-- Task data --
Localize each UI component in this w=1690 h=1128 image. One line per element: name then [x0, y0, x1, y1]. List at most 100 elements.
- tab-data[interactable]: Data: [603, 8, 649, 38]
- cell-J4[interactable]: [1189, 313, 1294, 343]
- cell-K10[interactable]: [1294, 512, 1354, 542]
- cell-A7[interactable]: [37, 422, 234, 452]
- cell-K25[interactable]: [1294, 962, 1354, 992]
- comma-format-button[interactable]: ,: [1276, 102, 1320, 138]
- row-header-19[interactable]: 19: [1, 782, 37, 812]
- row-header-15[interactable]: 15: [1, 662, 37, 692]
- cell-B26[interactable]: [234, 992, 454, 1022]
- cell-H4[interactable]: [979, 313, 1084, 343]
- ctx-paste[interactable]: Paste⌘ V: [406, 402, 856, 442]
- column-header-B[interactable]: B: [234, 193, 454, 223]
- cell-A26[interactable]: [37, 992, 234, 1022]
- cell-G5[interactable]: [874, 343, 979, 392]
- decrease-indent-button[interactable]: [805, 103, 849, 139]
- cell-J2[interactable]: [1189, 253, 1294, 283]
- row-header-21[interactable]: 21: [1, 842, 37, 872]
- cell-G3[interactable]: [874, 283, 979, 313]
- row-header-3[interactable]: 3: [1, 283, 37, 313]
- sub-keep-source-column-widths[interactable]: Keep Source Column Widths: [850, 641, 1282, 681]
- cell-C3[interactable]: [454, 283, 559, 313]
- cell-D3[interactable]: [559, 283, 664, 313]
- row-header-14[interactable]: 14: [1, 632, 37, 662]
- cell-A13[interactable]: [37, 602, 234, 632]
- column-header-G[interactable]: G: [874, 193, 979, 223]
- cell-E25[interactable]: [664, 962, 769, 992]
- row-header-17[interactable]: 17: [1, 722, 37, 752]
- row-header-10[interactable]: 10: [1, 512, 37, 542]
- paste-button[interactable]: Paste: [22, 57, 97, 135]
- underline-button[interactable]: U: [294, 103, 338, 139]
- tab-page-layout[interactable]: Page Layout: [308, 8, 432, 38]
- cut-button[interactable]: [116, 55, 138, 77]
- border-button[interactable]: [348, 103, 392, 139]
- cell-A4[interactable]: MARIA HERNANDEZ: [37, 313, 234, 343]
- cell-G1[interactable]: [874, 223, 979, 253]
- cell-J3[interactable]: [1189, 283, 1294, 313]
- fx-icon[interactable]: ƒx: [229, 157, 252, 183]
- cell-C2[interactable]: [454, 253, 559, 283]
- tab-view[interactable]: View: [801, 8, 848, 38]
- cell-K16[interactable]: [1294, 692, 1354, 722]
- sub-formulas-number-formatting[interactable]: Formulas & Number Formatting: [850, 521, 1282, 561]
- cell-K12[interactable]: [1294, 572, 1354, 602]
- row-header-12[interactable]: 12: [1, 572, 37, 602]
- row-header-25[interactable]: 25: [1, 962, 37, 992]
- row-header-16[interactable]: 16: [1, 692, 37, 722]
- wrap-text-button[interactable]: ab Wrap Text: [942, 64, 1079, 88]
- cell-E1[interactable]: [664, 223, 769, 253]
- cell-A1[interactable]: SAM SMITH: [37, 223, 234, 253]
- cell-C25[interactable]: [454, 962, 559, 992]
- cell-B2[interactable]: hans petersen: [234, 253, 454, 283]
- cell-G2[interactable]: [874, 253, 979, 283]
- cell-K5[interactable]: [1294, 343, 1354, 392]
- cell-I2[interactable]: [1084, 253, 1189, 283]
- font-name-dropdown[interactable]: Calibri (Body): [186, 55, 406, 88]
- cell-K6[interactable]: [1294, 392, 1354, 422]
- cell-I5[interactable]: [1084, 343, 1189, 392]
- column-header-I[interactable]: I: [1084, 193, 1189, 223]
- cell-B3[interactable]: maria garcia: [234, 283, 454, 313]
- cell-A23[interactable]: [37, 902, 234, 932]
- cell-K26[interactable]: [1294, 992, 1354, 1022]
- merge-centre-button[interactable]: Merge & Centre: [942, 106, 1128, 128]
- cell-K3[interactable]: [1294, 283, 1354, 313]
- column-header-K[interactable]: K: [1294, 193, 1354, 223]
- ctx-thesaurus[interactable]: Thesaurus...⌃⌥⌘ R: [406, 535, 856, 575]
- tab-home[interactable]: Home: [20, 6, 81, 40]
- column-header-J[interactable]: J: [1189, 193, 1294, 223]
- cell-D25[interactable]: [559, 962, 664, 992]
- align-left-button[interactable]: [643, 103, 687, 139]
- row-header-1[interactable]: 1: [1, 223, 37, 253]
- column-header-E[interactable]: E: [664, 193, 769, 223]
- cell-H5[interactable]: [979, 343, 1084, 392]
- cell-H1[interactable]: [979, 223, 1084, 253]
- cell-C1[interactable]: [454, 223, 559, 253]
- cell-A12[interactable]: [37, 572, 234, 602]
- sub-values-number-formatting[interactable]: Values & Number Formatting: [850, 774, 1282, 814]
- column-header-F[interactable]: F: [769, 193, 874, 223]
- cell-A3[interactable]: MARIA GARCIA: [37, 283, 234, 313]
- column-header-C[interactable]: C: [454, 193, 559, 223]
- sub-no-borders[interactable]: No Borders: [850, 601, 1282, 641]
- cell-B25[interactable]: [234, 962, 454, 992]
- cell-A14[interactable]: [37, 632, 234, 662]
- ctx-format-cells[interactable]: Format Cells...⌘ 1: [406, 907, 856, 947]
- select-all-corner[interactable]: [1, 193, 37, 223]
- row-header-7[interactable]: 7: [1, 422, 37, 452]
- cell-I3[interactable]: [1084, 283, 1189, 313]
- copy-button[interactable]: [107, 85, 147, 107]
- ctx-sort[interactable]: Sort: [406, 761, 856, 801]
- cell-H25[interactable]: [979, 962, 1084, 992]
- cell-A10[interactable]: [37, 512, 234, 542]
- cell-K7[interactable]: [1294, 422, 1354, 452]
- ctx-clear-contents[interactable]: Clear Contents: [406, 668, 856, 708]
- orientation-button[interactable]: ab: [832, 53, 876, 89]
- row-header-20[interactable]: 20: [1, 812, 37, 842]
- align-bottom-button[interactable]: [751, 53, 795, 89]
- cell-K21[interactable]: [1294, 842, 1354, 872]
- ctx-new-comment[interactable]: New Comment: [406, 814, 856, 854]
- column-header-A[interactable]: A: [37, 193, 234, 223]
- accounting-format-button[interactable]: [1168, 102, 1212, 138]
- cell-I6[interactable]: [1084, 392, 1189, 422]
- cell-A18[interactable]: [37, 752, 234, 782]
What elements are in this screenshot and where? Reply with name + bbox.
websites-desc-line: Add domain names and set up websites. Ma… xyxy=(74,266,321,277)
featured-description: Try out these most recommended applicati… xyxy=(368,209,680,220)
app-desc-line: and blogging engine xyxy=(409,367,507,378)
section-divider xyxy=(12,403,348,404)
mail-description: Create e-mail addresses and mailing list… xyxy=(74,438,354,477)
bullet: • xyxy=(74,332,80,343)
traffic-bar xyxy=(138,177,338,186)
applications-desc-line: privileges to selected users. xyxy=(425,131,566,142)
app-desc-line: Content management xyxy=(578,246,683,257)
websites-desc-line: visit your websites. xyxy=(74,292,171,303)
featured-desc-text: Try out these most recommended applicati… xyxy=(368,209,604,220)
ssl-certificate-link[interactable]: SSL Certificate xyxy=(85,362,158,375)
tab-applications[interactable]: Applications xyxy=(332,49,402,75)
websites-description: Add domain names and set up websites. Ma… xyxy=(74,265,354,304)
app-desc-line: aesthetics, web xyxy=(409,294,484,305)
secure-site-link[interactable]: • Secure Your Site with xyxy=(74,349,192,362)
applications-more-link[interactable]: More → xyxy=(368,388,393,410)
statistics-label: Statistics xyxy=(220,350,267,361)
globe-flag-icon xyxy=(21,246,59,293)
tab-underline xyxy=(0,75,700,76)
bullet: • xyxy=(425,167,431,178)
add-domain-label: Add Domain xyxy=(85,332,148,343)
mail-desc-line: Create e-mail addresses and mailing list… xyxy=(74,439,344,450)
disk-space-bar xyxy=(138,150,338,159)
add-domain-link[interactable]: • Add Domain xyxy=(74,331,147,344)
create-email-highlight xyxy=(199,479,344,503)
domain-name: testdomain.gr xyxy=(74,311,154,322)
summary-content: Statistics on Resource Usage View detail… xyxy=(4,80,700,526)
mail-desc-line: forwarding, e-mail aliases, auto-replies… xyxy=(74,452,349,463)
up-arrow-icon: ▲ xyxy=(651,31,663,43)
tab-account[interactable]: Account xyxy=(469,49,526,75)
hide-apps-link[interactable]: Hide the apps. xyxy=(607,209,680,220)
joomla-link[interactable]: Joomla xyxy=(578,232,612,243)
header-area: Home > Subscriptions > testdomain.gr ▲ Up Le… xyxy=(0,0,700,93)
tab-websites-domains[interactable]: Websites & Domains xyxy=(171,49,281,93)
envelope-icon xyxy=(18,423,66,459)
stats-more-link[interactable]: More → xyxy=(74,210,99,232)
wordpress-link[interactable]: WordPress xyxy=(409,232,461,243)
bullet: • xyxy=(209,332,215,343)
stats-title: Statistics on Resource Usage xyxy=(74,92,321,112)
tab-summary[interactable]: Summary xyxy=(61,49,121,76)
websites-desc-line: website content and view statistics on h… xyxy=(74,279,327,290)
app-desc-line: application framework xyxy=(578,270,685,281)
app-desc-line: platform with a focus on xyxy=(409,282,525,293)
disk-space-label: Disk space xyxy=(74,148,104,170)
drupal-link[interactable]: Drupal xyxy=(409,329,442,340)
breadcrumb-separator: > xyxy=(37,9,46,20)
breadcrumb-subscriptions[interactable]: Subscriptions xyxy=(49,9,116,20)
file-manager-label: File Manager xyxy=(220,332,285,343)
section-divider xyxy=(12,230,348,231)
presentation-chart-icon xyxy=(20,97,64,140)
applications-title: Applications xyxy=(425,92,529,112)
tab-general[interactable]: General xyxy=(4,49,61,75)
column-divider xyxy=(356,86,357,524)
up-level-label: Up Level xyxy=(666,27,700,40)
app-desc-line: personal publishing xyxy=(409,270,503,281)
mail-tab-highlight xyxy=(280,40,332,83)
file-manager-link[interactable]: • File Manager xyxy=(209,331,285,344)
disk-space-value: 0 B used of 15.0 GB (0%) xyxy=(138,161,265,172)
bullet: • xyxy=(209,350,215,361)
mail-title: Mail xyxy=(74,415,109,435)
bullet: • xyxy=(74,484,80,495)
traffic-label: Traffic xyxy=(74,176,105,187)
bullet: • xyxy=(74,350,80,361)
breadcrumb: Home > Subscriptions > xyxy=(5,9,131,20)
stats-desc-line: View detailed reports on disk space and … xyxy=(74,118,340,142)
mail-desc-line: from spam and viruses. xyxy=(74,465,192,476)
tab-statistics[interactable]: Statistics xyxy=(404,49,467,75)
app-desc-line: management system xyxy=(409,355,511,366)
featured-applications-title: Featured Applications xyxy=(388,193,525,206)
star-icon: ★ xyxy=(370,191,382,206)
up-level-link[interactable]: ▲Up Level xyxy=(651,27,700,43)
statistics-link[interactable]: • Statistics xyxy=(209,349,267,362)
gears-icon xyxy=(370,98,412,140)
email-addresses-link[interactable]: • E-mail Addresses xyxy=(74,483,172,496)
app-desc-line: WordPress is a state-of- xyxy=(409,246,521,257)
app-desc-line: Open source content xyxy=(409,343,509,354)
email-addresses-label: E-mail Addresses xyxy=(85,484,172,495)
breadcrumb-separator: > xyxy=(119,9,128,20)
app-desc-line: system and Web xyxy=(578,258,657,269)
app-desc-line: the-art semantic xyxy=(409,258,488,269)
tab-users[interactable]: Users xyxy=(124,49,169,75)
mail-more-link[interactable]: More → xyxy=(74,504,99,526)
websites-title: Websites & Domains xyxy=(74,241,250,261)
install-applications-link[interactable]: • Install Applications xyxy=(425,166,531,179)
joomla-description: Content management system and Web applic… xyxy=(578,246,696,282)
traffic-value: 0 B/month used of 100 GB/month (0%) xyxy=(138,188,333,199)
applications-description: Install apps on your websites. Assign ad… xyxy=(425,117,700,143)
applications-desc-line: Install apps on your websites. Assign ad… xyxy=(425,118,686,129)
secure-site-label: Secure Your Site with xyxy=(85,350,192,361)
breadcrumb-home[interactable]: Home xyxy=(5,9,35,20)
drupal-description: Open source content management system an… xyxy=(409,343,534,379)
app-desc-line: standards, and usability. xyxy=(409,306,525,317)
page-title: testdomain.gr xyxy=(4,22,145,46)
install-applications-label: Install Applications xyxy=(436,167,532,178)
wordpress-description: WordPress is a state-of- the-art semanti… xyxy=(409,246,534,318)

-- The problem --
Among the lines above, find those containing the word "underline" and copy each.

-- Answer to the problem --
- underline-button[interactable]: U: [294, 103, 338, 139]
tab-underline xyxy=(0,75,700,76)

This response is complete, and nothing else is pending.